Record list:

####################

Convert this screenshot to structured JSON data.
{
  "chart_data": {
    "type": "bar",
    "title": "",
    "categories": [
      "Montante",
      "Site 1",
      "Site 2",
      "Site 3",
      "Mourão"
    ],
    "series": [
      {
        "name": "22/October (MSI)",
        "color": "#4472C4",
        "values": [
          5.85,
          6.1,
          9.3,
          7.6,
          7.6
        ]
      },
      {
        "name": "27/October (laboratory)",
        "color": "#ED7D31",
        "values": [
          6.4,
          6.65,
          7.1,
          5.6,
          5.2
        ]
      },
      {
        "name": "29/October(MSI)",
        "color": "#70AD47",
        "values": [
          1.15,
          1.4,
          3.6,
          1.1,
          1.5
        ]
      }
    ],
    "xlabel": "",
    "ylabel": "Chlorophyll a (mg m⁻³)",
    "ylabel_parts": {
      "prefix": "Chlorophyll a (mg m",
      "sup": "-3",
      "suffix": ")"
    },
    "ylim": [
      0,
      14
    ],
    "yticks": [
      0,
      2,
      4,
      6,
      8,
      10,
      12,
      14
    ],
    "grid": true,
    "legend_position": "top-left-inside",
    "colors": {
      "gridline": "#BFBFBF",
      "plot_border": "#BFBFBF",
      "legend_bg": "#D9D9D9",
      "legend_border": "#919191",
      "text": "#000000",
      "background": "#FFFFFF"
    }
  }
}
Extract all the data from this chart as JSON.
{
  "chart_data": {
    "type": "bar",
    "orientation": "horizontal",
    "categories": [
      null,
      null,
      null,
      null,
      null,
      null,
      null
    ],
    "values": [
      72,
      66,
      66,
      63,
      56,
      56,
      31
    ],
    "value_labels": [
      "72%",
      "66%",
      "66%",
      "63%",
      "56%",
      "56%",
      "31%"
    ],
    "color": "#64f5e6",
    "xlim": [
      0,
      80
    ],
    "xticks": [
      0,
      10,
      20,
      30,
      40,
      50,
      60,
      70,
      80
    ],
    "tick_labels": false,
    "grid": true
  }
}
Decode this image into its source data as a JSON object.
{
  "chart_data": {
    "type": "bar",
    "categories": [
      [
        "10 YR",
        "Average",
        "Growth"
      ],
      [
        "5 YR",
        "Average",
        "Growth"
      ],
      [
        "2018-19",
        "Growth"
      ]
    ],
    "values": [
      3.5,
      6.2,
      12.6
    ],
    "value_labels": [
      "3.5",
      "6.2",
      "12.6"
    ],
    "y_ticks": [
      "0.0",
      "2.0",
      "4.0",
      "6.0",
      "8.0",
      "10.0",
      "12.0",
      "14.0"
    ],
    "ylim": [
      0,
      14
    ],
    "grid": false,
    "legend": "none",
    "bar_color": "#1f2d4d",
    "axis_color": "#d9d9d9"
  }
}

####################

Stated problem:
In the records above, find the lines containing "this" and copy them.

Exercise answer:
Convert this screenshot to structured JSON data.
Extract all the data from this chart as JSON.
Decode this image into its source data as a JSON object.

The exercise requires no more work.